[DO THIS] Copy out every line in which the string "name" occurs.

[EXTRACTED ENTRIES]
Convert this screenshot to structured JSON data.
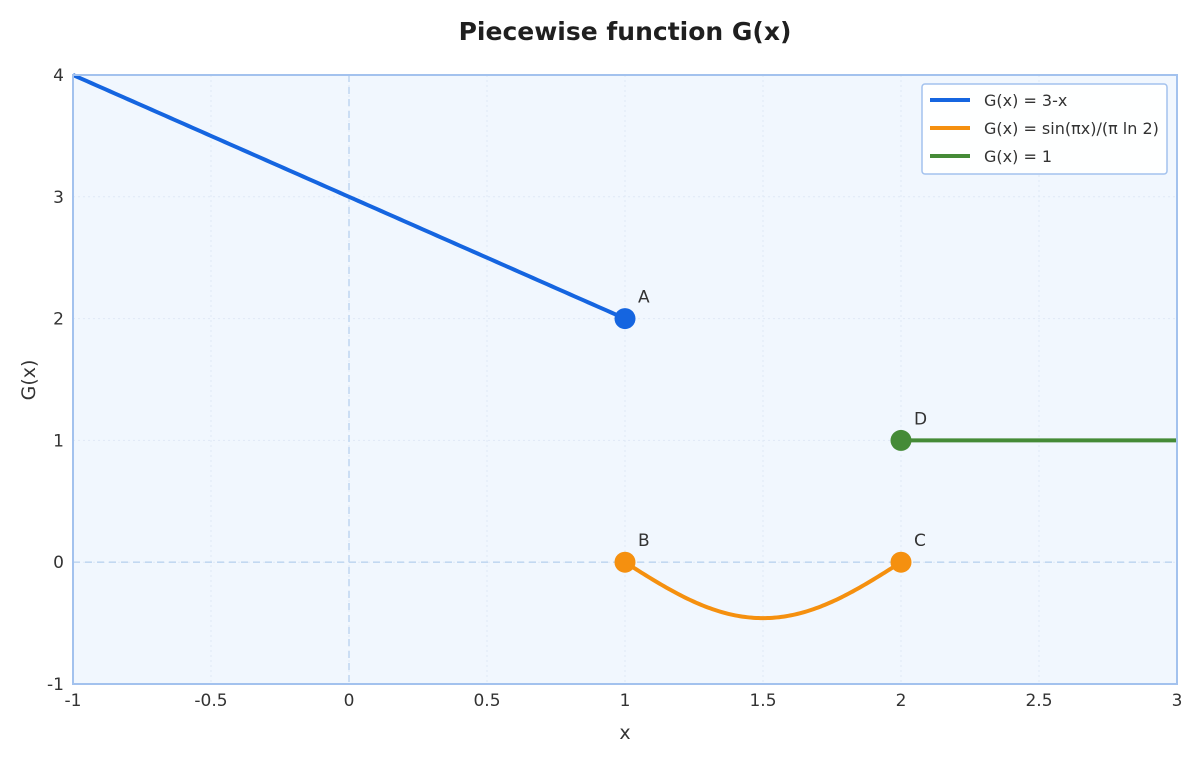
{
  "chart_data": {
    "type": "line",
    "title": "Piecewise function G(x)",
    "xlabel": "x",
    "ylabel": "G(x)",
    "xlim": [
      -1,
      3
    ],
    "ylim": [
      -1,
      4
    ],
    "xticks": [
      -1,
      -0.5,
      0,
      0.5,
      1,
      1.5,
      2,
      2.5,
      3
    ],
    "xtick_labels": [
      "-1",
      "-0.5",
      "0",
      "0.5",
      "1",
      "1.5",
      "2",
      "2.5",
      "3"
    ],
    "yticks": [
      -1,
      0,
      1,
      2,
      3,
      4
    ],
    "ytick_labels": [
      "-1",
      "0",
      "1",
      "2",
      "3",
      "4"
    ],
    "grid": true,
    "legend_position": "top-right",
    "series": [
      {
        "name": "G(x) = 3-x",
        "color": "#1565e0",
        "expression": "3-x",
        "domain": [
          -1,
          1
        ],
        "x": [
          -1,
          1
        ],
        "y": [
          4,
          2
        ]
      },
      {
        "name": "G(x) = sin(πx)/(π ln 2)",
        "color": "#f5900f",
        "expression": "sin(pi*x)/(pi*ln(2))",
        "domain": [
          1,
          2
        ],
        "x": [
          1,
          1.25,
          1.5,
          1.75,
          2
        ],
        "y": [
          0,
          -0.325,
          -0.459,
          -0.325,
          0
        ]
      },
      {
        "name": "G(x) = 1",
        "color": "#458b37",
        "expression": "1",
        "domain": [
          2,
          3
        ],
        "x": [
          2,
          3
        ],
        "y": [
          1,
          1
        ]
      }
    ],
    "points": [
      {
        "label": "A",
        "x": 1,
        "y": 2,
        "color": "#1565e0"
      },
      {
        "label": "B",
        "x": 1,
        "y": 0,
        "color": "#f5900f"
      },
      {
        "label": "C",
        "x": 2,
        "y": 0,
        "color": "#f5900f"
      },
      {
        "label": "D",
        "x": 2,
        "y": 1,
        "color": "#458b37"
      }
    ],
    "colors": {
      "plot_background": "#f1f7fe",
      "plot_border": "#a3c2ee",
      "zero_lines": "#c2d8f1",
      "grid": "#dfe9f6"
    }
  }
}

[ANSWER TO THE EXERCISE]
        "name": "G(x) = 3-x",
        "name": "G(x) = sin(πx)/(π ln 2)",
        "name": "G(x) = 1",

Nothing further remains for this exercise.